* **Exercise objective**
Copy out all of the data exactly as it appears.

A block of data:
####

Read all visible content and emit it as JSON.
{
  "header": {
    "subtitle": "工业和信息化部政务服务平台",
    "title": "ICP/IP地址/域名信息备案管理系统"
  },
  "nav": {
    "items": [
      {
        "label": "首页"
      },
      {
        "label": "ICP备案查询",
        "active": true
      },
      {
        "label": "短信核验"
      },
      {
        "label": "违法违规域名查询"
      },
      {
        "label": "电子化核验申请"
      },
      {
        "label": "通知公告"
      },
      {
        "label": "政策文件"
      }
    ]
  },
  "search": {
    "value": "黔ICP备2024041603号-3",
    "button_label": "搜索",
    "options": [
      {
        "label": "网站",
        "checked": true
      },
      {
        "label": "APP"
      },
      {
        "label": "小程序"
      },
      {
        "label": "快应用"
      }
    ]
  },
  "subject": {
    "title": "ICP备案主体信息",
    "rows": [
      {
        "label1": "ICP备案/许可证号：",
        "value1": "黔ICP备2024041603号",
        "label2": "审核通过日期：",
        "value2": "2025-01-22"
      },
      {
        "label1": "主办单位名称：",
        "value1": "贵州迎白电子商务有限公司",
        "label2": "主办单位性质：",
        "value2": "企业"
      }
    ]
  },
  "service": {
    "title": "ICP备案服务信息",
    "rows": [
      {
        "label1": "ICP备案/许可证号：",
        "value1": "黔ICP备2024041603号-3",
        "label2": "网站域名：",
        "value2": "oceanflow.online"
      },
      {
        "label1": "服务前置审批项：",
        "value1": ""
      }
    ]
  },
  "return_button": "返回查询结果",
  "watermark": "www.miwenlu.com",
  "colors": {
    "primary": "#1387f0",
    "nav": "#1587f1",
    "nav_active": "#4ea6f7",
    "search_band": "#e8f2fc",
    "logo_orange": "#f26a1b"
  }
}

####

* **Answer**
Read all visible content and emit it as JSON.
{
  "header": {
    "subtitle": "工业和信息化部政务服务平台",
    "title": "ICP/IP地址/域名信息备案管理系统"
  },
  "nav": {
    "items": [
      {
        "label": "首页"
      },
      {
        "label": "ICP备案查询",
        "active": true
      },
      {
        "label": "短信核验"
      },
      {
        "label": "违法违规域名查询"
      },
      {
        "label": "电子化核验申请"
      },
      {
        "label": "通知公告"
      },
      {
        "label": "政策文件"
      }
    ]
  },
  "search": {
    "value": "黔ICP备2024041603号-3",
    "button_label": "搜索",
    "options": [
      {
        "label": "网站",
        "checked": true
      },
      {
        "label": "APP"
      },
      {
        "label": "小程序"
      },
      {
        "label": "快应用"
      }
    ]
  },
  "subject": {
    "title": "ICP备案主体信息",
    "rows": [
      {
        "label1": "ICP备案/许可证号：",
        "value1": "黔ICP备2024041603号",
        "label2": "审核通过日期：",
        "value2": "2025-01-22"
      },
      {
        "label1": "主办单位名称：",
        "value1": "贵州迎白电子商务有限公司",
        "label2": "主办单位性质：",
        "value2": "企业"
      }
    ]
  },
  "service": {
    "title": "ICP备案服务信息",
    "rows": [
      {
        "label1": "ICP备案/许可证号：",
        "value1": "黔ICP备2024041603号-3",
        "label2": "网站域名：",
        "value2": "oceanflow.online"
      },
      {
        "label1": "服务前置审批项：",
        "value1": ""
      }
    ]
  },
  "return_button": "返回查询结果",
  "watermark": "www.miwenlu.com",
  "colors": {
    "primary": "#1387f0",
    "nav": "#1587f1",
    "nav_active": "#4ea6f7",
    "search_band": "#e8f2fc",
    "logo_orange": "#f26a1b"
  }
}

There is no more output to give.